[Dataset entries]
───

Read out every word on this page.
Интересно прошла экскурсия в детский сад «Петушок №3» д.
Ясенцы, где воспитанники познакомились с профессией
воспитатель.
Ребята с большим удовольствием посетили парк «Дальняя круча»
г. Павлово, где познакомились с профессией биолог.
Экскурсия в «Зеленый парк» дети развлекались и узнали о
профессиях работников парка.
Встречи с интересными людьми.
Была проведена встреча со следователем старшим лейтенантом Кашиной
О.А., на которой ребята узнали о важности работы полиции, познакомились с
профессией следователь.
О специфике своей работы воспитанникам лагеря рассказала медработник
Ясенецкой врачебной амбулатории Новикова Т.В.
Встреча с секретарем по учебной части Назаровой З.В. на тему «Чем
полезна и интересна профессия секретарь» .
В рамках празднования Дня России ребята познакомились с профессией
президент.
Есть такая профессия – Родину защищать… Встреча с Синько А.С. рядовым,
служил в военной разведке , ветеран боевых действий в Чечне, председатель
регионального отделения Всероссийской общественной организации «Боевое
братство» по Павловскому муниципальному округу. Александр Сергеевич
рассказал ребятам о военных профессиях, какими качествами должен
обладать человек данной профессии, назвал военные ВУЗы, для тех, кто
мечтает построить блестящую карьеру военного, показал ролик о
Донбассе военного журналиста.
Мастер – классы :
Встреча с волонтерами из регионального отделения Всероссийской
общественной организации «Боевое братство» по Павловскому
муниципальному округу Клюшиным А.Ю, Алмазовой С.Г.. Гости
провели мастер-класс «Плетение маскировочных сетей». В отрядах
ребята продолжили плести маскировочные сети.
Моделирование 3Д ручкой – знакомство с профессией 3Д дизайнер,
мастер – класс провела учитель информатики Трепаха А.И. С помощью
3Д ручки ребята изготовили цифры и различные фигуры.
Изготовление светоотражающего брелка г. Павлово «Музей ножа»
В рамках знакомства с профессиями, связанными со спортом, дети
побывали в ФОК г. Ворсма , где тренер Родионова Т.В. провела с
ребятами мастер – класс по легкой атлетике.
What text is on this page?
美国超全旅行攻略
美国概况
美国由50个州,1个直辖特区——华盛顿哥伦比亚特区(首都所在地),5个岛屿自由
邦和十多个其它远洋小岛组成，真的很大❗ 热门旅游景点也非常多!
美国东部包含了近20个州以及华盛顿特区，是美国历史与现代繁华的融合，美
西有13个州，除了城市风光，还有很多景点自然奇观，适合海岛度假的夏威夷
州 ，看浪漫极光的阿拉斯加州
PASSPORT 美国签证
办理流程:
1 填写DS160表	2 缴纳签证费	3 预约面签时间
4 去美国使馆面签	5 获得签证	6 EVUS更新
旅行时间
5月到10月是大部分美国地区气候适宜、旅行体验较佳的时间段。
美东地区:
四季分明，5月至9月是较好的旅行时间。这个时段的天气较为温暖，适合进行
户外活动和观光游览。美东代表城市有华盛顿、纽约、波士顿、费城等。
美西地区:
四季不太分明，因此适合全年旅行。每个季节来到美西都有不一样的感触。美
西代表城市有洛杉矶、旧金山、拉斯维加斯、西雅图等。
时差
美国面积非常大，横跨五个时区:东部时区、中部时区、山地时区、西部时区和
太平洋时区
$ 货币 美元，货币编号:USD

───

What to do => Make a list of all lines in the data that contain "Боевое".

Output for this exercise =>
регионального отделения Всероссийской общественной организации «Боевое
общественной организации «Боевое братство» по Павловскому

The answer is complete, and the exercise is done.